■ Exercise directions ■
Lines holding the string "Mixer" are the ones to copy from this listing.

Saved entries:
__________

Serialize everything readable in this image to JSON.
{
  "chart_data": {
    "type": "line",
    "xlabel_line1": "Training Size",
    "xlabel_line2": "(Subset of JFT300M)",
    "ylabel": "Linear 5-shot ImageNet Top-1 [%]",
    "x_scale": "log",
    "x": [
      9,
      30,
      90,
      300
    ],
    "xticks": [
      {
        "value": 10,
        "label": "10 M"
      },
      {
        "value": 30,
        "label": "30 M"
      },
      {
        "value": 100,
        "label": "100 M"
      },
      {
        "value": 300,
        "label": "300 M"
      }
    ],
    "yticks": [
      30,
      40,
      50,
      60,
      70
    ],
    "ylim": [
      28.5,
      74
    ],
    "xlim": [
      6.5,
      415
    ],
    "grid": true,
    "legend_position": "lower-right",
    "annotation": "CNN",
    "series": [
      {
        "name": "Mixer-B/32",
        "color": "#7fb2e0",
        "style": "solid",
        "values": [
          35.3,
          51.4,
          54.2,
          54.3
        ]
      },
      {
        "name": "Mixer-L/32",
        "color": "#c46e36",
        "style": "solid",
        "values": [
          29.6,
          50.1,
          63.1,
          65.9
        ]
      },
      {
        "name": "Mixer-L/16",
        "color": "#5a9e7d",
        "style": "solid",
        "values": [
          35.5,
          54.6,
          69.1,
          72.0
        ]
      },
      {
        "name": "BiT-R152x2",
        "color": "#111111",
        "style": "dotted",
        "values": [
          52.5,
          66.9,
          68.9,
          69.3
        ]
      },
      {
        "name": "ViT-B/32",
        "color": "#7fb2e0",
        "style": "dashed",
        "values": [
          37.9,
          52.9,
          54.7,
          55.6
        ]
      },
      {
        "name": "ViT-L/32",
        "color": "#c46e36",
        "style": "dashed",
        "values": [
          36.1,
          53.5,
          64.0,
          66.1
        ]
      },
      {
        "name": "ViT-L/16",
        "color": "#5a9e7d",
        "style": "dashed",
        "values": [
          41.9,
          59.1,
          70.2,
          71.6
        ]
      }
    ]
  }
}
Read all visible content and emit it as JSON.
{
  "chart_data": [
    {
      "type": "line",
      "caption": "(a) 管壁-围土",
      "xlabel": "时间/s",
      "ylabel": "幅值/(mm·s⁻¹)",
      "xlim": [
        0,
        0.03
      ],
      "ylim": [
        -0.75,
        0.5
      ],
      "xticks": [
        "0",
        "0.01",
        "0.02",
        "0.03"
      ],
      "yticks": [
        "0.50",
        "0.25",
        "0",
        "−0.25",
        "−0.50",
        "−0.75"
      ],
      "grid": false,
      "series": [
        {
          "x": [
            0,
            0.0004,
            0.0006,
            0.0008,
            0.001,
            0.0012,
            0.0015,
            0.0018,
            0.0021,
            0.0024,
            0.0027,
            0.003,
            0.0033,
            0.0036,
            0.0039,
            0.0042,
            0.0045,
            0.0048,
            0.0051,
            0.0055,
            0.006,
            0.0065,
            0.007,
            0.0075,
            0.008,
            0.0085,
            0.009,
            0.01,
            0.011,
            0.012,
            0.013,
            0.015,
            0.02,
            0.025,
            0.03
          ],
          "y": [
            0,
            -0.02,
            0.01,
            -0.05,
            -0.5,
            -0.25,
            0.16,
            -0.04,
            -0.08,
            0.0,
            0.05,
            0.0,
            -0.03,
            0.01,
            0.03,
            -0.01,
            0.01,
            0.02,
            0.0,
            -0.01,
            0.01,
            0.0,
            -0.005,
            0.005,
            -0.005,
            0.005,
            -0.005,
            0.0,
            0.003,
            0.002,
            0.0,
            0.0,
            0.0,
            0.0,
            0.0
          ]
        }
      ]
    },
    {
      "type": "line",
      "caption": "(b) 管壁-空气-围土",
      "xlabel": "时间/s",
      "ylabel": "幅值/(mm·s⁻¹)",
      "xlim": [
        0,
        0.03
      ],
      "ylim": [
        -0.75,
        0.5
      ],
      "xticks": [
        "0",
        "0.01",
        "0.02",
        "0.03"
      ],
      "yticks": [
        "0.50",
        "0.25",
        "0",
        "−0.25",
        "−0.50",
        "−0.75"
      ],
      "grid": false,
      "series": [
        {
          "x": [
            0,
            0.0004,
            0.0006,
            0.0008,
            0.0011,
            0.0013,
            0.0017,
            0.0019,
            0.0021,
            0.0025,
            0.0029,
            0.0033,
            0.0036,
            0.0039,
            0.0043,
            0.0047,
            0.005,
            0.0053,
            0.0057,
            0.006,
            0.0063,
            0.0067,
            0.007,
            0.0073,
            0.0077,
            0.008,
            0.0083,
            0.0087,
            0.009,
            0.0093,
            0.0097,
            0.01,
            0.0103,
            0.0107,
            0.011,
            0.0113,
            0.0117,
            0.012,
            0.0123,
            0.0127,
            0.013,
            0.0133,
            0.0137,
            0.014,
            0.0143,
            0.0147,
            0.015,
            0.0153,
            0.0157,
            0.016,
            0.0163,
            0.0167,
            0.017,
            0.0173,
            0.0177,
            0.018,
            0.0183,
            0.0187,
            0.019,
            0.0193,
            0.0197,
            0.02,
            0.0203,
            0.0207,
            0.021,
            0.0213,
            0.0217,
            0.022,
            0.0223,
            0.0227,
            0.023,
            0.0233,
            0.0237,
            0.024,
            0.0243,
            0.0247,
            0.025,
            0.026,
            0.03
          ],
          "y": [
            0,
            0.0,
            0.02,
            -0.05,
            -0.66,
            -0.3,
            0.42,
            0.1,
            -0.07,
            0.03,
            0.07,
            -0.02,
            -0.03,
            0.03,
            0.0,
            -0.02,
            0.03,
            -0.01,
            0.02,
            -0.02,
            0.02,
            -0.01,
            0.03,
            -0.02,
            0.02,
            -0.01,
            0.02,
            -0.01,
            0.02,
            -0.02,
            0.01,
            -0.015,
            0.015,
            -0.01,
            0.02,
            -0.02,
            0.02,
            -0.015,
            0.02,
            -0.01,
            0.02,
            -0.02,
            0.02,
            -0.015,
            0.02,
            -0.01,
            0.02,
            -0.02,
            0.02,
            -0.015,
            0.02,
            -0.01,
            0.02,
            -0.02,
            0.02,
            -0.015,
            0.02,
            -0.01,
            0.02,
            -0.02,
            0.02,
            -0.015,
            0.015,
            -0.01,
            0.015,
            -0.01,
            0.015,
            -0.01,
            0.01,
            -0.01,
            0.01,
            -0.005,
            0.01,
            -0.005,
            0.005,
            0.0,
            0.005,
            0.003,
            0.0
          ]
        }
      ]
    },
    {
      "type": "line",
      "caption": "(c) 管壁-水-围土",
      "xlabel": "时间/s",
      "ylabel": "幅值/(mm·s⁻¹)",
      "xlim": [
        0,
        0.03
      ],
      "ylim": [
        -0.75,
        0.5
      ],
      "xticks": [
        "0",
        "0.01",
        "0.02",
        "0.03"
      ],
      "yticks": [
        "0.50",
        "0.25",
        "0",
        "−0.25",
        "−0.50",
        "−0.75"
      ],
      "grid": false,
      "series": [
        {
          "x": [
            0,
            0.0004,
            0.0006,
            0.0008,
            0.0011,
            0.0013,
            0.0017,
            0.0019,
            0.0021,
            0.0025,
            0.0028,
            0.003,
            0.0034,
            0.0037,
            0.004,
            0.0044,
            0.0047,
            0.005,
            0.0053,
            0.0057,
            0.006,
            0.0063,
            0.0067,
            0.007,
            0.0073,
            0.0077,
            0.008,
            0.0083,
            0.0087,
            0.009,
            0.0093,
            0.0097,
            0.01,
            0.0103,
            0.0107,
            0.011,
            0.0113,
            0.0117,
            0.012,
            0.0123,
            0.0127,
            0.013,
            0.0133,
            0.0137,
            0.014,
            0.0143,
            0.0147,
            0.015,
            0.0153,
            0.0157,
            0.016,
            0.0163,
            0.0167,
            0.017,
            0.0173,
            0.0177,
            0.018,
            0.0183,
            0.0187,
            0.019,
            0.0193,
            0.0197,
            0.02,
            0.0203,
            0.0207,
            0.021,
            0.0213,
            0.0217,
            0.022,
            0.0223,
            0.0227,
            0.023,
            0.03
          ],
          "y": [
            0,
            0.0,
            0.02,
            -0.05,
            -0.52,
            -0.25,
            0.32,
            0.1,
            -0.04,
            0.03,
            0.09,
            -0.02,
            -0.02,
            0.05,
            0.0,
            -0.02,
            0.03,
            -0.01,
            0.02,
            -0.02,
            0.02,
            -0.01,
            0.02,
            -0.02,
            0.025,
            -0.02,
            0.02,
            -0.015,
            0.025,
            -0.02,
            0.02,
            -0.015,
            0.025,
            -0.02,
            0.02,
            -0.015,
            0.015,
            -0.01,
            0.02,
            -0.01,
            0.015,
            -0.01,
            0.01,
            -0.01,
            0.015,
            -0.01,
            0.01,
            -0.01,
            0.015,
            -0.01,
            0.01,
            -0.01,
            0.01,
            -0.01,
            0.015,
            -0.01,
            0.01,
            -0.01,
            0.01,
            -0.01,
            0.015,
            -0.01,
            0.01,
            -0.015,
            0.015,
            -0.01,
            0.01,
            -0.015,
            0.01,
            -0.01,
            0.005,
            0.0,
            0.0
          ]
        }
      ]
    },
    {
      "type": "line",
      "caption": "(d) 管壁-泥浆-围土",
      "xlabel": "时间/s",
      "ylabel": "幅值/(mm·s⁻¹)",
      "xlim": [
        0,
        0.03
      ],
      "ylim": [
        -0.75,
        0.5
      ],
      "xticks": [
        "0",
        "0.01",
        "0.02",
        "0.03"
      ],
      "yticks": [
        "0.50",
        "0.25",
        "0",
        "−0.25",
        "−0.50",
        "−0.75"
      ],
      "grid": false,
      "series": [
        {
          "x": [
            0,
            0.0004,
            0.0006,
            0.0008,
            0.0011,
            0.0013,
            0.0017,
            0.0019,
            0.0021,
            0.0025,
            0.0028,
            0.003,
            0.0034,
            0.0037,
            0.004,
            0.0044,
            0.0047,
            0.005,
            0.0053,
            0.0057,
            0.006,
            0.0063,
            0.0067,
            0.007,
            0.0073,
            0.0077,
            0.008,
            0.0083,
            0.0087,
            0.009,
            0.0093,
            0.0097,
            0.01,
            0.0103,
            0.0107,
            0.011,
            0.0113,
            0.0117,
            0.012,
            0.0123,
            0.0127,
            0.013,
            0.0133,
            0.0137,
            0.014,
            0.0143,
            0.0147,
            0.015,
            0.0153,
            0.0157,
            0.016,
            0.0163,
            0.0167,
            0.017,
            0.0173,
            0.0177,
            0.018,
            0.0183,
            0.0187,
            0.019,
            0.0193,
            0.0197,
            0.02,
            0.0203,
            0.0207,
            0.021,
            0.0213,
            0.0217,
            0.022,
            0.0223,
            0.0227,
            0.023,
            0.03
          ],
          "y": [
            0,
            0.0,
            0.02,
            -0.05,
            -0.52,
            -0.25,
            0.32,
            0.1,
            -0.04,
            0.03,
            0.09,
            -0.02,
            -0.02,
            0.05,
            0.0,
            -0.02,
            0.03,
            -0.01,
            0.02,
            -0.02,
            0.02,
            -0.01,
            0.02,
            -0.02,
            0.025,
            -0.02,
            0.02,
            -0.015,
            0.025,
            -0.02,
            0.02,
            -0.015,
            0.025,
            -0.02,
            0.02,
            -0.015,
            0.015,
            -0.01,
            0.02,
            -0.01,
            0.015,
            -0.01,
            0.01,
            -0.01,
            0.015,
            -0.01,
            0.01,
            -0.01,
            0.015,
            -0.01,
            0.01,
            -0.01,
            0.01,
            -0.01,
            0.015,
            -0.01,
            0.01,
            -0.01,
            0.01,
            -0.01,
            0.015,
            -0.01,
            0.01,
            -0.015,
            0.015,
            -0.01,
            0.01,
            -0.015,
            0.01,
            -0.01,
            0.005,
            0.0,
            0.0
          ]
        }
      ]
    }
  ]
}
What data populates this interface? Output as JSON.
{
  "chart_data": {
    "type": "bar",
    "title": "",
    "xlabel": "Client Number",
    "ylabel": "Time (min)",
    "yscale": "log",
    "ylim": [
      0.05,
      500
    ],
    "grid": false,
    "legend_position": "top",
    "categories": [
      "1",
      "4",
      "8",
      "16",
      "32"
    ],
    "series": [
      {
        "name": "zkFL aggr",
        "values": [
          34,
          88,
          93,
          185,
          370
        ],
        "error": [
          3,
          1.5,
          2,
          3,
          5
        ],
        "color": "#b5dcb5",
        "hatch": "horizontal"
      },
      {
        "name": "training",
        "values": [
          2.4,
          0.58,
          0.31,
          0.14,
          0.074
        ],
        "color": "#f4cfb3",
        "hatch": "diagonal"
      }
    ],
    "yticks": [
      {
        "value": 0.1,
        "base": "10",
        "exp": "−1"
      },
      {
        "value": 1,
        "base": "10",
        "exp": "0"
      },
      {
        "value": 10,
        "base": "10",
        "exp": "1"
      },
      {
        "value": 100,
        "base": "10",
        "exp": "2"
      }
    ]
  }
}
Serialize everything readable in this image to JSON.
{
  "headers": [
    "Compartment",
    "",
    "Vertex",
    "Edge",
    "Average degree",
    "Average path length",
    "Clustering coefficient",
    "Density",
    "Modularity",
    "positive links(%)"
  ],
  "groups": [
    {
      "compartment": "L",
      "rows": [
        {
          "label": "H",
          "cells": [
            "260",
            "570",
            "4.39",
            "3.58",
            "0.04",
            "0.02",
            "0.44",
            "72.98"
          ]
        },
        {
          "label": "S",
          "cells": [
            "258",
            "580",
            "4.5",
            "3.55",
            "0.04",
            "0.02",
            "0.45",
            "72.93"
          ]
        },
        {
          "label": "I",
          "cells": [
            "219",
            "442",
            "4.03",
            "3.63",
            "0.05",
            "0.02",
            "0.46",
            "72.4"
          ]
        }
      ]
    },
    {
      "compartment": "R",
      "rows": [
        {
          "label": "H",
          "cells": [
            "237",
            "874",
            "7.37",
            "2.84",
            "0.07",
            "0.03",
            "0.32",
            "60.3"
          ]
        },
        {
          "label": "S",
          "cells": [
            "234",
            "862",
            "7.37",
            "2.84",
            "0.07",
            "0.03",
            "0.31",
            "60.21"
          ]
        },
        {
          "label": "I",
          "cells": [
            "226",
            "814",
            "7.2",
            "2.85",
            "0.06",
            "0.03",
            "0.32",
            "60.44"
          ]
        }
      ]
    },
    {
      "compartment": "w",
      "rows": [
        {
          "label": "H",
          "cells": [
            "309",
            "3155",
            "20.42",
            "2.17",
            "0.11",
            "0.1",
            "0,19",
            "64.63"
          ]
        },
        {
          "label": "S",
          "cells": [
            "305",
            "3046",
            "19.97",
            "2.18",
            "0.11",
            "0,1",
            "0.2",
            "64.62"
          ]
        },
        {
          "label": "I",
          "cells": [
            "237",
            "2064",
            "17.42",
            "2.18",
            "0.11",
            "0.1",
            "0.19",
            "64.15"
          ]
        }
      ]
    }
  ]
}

__________

■ Output ■
        "name": "Mixer-B/32",
        "name": "Mixer-L/32",
        "name": "Mixer-L/16",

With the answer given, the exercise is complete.